__PAGE__.

As the generation and propagation of ISW, RSW, fast-flame, and detonation onset in realistic flow-field are complicated, three-dimensional simulations should be conducted in future study. In addition, chemical luminescence observation and pressure measurement along the cavity wall are also needed for more quantitative confirmation of the detonation.

Change history

• 18 April 2024

  A Correction to this paper has been published: https://doi.org/10.1007/s00193-024-01171-8

Appendix

This appendix presents an estimation of the point where the ISW’s reflection mode changes from regular reflection (RR) to Mach reflection (MR). While the following analysis was conducted based on two-dimensional understanding of the flow-field, it is still helpful to predict if a Mach stem could be generated and work as one of the factors contributing the fast-flame generation and propagation.

In order to estimate the transition point, first, the coordinates of the reflection point were obtained from every schlieren image to calculate the interaction angle between the ISW and contour of ELP, \(\beta \), using the following equations:

$$\begin{aligned} \beta= & {} {\textrm{arctan}}\left( -\frac{b^{2}}{a^{2}}\frac{x_{\textrm{r}}-a}{y_{\textrm{r}}} \right) -{\textrm{arctan}}\left( -\frac{d^{2}}{c^{2}}\frac{x_{\textrm{r}}-f}{y_{\textrm{r}}} \right) \end{aligned}$$

(2)

$$\begin{aligned} f= & {} a-\sqrt{a^{2}-b^{2}} \end{aligned}$$

(3)

__PROVIDED MATERIAL__.
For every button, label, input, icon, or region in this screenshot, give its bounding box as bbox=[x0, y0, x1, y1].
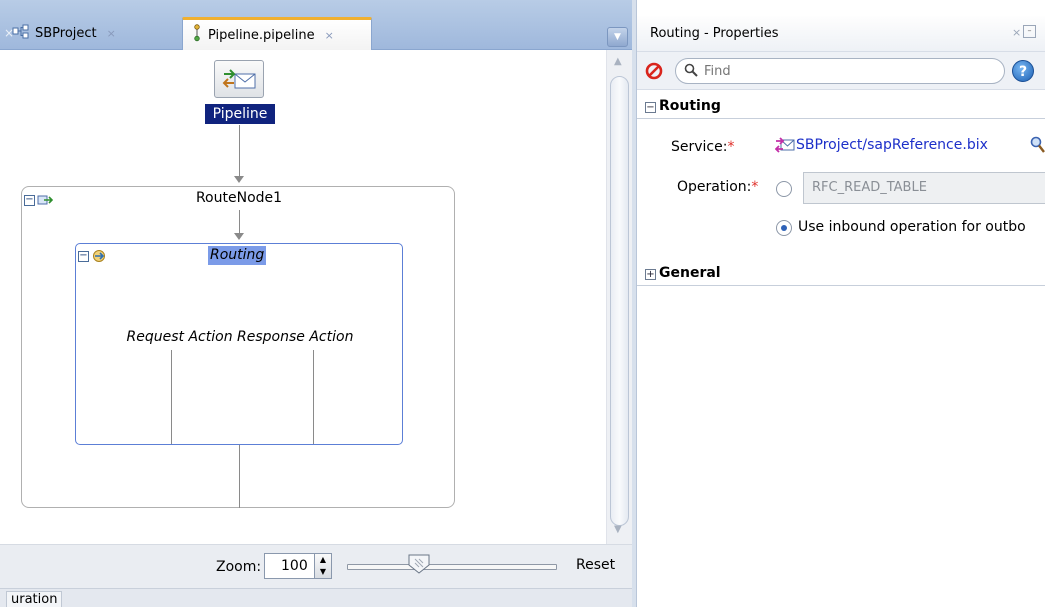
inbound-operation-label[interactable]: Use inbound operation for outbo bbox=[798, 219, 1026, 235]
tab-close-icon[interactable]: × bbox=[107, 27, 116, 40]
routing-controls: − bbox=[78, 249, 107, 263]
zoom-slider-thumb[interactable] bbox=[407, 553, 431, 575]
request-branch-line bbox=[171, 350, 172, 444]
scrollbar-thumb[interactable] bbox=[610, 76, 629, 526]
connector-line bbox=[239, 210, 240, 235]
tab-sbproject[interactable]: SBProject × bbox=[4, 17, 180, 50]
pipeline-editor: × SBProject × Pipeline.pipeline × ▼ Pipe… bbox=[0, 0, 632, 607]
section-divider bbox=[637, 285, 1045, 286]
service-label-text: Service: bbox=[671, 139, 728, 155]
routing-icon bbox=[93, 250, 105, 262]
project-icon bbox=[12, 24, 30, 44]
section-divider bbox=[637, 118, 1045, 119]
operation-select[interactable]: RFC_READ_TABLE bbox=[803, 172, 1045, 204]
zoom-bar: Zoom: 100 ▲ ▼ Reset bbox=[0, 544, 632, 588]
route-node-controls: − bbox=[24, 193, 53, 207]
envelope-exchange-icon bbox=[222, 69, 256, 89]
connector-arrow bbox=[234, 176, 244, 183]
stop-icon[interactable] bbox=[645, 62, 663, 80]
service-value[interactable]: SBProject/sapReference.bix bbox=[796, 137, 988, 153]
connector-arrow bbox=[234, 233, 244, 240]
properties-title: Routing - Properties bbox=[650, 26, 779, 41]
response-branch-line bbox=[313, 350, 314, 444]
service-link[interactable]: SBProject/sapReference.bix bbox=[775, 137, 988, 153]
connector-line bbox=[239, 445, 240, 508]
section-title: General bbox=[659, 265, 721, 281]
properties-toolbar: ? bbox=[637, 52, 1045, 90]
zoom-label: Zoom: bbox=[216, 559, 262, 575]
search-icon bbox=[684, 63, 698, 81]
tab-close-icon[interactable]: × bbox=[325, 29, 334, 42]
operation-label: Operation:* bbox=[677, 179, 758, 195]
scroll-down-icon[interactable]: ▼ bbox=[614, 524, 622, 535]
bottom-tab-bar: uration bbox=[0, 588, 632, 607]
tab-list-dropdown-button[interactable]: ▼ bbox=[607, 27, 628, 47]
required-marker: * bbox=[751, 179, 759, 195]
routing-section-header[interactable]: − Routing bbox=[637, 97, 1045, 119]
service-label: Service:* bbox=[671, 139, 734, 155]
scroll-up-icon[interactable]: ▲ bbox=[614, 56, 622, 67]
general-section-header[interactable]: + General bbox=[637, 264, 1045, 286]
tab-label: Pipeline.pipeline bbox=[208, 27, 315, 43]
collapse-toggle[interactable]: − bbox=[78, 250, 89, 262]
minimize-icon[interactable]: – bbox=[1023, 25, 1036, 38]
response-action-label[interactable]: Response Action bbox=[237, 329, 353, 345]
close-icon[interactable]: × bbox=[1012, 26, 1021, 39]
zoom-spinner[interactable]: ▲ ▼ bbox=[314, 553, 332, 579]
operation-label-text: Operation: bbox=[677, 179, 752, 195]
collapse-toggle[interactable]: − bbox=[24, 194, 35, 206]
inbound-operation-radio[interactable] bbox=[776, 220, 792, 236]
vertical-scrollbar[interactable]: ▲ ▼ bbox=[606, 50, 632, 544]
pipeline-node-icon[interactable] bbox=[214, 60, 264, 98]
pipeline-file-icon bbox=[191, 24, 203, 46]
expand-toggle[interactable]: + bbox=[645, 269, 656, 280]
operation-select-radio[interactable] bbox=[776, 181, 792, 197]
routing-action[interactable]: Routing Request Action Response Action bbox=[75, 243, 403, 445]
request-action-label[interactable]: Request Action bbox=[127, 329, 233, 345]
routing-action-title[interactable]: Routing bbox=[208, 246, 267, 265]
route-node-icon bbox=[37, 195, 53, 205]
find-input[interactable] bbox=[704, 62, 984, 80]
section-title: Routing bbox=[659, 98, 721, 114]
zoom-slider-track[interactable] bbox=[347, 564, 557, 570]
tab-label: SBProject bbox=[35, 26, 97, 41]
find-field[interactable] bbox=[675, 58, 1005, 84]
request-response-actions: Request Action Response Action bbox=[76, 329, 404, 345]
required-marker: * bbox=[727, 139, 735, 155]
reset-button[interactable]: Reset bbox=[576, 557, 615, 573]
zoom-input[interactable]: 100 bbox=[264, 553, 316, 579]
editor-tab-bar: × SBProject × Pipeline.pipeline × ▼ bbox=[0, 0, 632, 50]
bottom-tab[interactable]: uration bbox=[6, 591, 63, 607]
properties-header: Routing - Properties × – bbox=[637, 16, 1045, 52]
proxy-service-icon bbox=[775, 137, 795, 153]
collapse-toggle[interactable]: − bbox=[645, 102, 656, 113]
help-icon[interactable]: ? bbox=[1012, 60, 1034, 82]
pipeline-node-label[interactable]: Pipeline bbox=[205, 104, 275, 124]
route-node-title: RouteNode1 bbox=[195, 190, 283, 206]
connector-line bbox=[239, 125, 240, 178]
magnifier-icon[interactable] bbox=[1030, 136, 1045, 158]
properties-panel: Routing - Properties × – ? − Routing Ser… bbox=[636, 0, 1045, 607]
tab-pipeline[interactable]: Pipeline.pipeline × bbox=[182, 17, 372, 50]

--

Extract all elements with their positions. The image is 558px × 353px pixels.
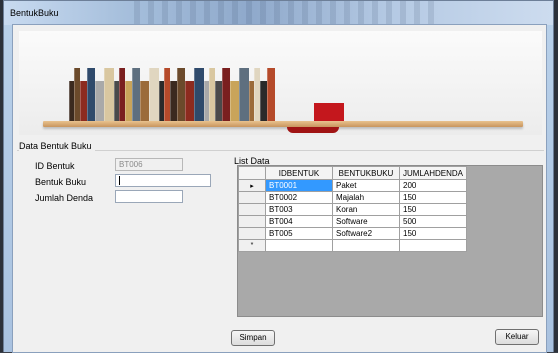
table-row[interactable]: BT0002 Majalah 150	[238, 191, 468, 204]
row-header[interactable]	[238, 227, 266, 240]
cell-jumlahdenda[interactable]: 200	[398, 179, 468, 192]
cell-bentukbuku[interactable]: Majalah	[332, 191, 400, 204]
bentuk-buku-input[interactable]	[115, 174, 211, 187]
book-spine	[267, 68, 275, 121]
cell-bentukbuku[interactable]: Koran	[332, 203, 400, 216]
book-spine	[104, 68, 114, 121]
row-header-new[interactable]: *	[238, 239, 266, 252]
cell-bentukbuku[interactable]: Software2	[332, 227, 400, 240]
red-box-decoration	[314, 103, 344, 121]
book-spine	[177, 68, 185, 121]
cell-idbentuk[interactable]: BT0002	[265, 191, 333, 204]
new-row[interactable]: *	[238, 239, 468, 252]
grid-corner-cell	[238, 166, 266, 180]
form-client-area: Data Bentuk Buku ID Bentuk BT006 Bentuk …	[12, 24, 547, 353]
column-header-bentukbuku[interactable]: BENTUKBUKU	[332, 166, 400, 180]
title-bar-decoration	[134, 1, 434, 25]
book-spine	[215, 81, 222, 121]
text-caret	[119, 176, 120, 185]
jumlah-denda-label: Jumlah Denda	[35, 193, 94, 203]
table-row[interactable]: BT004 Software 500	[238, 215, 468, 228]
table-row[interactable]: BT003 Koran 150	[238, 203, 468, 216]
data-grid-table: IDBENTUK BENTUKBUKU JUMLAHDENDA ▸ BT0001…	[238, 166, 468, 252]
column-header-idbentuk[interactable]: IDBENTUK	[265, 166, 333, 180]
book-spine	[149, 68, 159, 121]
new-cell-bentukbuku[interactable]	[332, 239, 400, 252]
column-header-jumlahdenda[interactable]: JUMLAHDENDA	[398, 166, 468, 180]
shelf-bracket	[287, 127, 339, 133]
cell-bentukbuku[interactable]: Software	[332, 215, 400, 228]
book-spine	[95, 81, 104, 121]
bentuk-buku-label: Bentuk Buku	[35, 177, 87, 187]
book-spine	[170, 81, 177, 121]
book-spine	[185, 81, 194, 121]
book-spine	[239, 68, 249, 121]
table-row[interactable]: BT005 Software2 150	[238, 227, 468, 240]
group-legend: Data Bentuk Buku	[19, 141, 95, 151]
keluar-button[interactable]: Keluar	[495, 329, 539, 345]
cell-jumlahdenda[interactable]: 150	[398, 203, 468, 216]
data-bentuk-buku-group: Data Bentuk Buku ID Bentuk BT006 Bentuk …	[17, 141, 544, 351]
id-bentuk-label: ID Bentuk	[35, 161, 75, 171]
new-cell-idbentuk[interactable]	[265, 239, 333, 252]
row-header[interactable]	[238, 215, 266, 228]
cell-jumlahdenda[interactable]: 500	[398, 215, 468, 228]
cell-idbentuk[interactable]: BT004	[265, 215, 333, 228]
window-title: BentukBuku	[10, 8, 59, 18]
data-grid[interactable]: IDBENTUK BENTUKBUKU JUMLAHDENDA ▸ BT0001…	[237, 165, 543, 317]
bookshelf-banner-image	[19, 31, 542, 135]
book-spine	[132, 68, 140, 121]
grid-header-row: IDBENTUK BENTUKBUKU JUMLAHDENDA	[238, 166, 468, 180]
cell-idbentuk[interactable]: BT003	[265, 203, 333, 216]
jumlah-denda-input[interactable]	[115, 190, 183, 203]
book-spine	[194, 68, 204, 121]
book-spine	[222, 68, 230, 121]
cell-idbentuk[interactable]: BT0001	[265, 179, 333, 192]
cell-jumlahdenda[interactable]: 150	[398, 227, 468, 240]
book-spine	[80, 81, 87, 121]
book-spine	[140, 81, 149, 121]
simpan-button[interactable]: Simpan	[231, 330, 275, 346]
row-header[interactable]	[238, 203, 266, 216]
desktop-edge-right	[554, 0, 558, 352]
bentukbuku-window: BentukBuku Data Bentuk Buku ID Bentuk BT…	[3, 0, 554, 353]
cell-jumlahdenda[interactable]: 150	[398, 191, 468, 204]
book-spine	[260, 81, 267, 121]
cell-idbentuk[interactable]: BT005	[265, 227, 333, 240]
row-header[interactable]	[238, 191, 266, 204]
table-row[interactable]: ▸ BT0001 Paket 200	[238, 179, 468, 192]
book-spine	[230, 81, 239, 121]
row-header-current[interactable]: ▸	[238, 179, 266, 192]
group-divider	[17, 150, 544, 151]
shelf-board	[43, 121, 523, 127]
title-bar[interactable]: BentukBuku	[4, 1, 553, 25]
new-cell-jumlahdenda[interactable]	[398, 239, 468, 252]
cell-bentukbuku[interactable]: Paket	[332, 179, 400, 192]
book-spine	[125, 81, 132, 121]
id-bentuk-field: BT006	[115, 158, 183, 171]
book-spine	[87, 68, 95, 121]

__WHAT IS BEING ASKED__. Give every capital-letter abbreviation that appears in the detonation text, in the order each first occurs.

__CORRECT OUTPUT__. ISW, RSW, RR, MR, ELP